| REQUIREMENT |
Check each line of the listing for the string "sebuah", then state how many lines have it. Only the number is wanted.

Stored records
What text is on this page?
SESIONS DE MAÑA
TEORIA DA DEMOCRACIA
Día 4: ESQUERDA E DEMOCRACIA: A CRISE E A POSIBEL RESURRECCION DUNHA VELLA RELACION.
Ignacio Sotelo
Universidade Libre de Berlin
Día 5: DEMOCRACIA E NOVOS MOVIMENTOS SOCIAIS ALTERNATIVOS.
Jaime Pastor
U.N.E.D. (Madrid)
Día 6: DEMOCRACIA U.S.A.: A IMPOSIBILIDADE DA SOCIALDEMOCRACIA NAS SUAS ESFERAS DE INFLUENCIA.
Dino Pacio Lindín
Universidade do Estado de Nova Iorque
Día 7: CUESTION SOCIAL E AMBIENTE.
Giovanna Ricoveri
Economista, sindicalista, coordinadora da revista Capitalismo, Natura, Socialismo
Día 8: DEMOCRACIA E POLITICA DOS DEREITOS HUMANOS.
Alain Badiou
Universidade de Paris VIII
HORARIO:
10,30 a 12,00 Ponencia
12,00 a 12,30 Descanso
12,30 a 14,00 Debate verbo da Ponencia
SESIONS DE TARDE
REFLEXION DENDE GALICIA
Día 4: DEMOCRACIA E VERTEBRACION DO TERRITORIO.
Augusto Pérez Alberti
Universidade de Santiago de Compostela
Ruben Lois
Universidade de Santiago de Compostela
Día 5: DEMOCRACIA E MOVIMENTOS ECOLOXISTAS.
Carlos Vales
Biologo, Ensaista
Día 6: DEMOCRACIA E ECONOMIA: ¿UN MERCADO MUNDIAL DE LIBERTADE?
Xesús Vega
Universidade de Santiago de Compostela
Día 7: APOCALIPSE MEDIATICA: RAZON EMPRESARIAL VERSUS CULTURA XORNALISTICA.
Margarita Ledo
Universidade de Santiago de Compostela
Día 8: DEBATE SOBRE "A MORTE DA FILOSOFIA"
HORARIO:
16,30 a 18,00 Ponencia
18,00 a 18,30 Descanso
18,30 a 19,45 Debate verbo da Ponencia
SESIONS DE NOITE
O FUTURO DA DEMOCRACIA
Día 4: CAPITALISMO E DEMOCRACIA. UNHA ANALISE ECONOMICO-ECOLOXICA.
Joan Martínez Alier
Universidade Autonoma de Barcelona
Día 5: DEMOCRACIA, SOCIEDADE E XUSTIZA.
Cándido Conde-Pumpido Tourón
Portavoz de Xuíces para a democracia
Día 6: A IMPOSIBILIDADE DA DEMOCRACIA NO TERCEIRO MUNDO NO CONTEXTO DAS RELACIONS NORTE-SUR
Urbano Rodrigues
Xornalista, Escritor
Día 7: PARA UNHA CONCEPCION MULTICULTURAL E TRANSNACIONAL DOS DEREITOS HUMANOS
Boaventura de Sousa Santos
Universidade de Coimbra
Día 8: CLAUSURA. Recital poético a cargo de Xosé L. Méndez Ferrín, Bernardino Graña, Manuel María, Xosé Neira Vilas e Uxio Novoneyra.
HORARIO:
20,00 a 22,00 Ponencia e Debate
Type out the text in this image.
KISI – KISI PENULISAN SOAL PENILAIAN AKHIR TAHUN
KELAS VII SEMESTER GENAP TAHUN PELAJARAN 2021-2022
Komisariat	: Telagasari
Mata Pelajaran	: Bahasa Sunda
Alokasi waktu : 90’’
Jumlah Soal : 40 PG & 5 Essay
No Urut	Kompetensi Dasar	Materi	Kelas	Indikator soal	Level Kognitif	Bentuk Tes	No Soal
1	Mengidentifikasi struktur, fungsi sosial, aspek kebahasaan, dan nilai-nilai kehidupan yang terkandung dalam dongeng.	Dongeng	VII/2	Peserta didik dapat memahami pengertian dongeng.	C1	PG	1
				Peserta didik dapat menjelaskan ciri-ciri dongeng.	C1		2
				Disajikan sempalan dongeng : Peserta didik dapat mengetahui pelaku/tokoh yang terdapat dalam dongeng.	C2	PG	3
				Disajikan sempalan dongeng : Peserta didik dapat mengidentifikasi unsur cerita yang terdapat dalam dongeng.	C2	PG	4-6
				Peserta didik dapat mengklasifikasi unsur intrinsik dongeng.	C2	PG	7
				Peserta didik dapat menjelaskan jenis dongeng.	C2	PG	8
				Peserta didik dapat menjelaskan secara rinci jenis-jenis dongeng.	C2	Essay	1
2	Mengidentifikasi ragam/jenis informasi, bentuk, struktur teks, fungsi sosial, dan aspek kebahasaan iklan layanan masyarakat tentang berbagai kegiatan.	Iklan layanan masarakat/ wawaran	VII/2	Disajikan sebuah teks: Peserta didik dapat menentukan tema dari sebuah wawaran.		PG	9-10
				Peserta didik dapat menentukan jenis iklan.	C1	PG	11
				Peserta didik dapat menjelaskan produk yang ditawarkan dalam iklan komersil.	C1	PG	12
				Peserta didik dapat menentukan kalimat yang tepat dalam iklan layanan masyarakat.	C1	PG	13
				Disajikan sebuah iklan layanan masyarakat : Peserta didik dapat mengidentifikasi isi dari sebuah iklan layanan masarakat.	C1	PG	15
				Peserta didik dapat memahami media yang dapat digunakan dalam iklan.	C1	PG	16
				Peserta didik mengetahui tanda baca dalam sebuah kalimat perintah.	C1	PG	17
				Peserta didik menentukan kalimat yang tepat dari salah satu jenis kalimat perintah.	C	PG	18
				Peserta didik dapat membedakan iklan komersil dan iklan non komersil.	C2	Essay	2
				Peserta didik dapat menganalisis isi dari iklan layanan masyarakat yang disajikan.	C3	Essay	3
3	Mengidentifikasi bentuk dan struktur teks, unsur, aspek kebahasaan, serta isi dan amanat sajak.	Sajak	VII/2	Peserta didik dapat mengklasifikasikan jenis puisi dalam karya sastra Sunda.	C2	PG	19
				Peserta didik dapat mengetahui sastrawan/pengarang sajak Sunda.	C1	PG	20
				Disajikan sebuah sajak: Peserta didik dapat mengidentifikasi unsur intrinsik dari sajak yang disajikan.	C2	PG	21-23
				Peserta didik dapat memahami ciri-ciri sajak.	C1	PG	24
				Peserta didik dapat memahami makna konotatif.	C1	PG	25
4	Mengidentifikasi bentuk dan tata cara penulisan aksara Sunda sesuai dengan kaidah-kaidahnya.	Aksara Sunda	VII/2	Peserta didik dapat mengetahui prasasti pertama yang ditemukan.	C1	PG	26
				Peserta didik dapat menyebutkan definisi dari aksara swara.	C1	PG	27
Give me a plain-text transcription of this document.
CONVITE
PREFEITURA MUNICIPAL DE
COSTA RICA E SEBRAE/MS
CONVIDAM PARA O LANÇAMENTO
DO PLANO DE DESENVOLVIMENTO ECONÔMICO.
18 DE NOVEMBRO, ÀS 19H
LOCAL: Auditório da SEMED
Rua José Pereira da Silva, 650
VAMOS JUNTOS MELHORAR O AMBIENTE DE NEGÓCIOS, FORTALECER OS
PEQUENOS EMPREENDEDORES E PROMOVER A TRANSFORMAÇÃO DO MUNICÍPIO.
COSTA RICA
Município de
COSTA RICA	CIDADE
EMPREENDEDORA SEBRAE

| ANSWER TO THE EXERCISE |
4